- What is expected -
Each record below should appear again exactly as written.
....
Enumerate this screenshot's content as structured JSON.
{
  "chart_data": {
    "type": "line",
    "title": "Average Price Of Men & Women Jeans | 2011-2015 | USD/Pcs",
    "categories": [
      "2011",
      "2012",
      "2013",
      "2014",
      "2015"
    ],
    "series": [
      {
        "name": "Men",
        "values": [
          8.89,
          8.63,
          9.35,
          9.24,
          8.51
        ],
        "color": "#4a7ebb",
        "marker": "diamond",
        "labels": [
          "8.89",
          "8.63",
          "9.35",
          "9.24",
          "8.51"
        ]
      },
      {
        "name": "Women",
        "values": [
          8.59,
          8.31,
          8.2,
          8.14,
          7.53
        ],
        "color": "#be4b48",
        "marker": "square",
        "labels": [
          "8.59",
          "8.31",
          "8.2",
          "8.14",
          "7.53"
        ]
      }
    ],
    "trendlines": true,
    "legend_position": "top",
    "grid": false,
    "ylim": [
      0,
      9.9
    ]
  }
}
....
- Exercise answer -
Enumerate this screenshot's content as structured JSON.
{
  "chart_data": {
    "type": "line",
    "title": "Average Price Of Men & Women Jeans | 2011-2015 | USD/Pcs",
    "categories": [
      "2011",
      "2012",
      "2013",
      "2014",
      "2015"
    ],
    "series": [
      {
        "name": "Men",
        "values": [
          8.89,
          8.63,
          9.35,
          9.24,
          8.51
        ],
        "color": "#4a7ebb",
        "marker": "diamond",
        "labels": [
          "8.89",
          "8.63",
          "9.35",
          "9.24",
          "8.51"
        ]
      },
      {
        "name": "Women",
        "values": [
          8.59,
          8.31,
          8.2,
          8.14,
          7.53
        ],
        "color": "#be4b48",
        "marker": "square",
        "labels": [
          "8.59",
          "8.31",
          "8.2",
          "8.14",
          "7.53"
        ]
      }
    ],
    "trendlines": true,
    "legend_position": "top",
    "grid": false,
    "ylim": [
      0,
      9.9
    ]
  }
}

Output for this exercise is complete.